Start of Reading passage

Then later when I tried to edit the .htaccess code there were no any rule I previously added. But the redirect still worked as it should.


301 redirects are cached hard by the browser, so if the redirects are no longer in the .htaccess file (or moved to the server config) then it's quite possible you are seeing a cached response. Clear your browser cache and retest.

Do you have HTTP Strict Transport Security (HSTS) enabled on your domain? If yes, then after the initial HTTPS request the browser will always (or rather, for a specified period of time) request the HTTPS version automatically. This will also not require the redirect directive (after the initial request), but new users will not be redirected, until they have first visited the HTTPS version.

It's also possible that your server-side code (CMS / WordPress?) is performing this canonicalisation and redirecting to your canonical URL. At the end of the day you need a "redirect" somewhere in your code for the site to redirect, this doesn't happen by magic.



Is this normal?



Directives "disappearing" from .htaccess is not normal. Although it's possible that updates to your CMS (eg. WordPress??) could have overwritten these. (?)



I didn't use <IfModule mod_rewrite.c> tags when adding the code. Is it okay or should I add those opening and closing tags and add it again?

End of Reading passage
Start of Excerpted records

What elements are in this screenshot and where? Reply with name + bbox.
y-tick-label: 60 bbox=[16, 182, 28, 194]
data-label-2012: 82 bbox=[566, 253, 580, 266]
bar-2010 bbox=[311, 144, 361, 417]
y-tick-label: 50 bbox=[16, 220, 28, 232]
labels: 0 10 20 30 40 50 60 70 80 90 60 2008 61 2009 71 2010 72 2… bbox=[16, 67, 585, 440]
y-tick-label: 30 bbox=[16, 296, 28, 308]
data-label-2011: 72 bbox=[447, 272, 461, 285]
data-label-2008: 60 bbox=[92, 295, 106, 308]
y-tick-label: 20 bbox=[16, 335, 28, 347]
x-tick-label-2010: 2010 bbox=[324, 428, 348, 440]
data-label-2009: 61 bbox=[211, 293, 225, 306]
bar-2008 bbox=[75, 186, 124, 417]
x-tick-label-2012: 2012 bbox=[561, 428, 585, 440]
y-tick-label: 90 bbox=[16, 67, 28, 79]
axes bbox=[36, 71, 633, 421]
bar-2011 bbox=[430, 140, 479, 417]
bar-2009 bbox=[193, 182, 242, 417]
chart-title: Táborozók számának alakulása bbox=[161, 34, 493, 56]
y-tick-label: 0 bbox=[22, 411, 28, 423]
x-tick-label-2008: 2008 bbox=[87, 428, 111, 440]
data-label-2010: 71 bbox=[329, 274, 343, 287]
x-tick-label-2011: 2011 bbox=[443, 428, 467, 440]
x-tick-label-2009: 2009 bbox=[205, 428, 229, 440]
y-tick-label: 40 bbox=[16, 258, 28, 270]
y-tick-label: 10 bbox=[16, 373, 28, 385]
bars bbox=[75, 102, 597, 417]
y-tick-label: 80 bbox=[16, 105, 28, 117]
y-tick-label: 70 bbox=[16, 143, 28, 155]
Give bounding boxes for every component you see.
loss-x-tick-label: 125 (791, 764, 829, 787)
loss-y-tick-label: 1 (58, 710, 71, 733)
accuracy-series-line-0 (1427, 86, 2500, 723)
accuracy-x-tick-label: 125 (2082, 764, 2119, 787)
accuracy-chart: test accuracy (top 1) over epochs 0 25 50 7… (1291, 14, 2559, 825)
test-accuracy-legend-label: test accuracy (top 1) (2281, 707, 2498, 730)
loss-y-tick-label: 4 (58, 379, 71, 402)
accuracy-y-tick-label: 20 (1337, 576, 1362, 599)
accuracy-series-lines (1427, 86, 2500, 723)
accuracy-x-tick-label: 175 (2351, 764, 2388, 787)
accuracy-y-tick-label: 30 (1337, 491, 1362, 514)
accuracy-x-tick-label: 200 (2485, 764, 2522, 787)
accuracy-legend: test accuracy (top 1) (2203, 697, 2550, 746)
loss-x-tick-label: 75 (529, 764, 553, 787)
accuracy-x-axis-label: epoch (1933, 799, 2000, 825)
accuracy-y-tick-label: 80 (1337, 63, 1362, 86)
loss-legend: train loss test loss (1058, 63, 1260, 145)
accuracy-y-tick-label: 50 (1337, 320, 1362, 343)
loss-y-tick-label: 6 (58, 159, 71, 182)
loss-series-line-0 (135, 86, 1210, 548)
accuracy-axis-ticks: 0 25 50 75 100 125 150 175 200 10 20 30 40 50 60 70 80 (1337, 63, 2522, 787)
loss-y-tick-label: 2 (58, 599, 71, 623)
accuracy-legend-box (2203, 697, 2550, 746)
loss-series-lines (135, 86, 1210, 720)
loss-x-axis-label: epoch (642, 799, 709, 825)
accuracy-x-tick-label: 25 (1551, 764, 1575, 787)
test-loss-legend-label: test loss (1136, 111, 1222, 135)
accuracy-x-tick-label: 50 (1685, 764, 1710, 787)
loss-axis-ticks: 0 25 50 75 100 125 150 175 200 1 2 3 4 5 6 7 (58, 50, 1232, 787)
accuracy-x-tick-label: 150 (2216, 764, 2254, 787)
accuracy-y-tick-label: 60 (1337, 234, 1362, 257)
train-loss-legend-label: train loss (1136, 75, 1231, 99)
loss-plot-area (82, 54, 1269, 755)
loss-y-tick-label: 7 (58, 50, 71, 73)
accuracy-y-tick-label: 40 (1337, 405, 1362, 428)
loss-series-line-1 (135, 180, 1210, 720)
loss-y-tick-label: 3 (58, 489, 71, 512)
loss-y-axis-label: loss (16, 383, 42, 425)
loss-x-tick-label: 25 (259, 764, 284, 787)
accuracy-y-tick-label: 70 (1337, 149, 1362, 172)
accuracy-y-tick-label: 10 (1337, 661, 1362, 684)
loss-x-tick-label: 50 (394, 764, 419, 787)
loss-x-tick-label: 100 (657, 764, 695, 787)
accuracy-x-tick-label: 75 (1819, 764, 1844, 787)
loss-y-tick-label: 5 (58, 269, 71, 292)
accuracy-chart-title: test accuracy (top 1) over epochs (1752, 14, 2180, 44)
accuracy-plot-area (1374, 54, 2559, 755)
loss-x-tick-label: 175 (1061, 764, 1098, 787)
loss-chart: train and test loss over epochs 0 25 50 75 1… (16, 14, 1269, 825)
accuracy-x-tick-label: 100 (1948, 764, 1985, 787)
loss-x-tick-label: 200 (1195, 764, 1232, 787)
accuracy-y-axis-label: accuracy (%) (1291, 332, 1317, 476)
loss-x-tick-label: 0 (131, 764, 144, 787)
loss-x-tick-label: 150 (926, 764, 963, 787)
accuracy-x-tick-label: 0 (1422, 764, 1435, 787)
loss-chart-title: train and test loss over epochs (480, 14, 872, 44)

End of Excerpted records

→ What to work on:
**A.** In the text on .htaccess redirects, why does the advice say to clear the browser cache and retest when the redirect keeps working after the rules are gone? Answer in one to three sentences.
**B.** Continue the text on .htaccess redirects from where it stops.

→ Answers to this exercise:
**A.** 301 redirects are cached hard by the browser. If the redirects are no longer in the .htaccess file, or have been moved to the server config, the redirect that still works may be a cached response. Clearing the cache and retesting shows whether that is the case.

**B.**
You don't need the <IfModule> wrapper. In fact, it is probably better to not have it. The <IfModule mod_rewrite.c> wrapper is only required if your site is intended to function "normally" without mod_rewrite or you have other modules that are dependent on mod_rewrite.

Note that if you are using WordPress... WordPress uses the <IfModule> wrapper because it is designed for maximum compatibility and can function without mod_rewrite being installed. But if mod_rewite is not available then you lose some URL formatting capability.



If you have a better way to do the redirect...



This redirect looks good. The only reason to change it would be if it's not working. (eg. You started serving HTTP from a different port or something?) The only improvement would be to use your server config instead and disable .htaccess.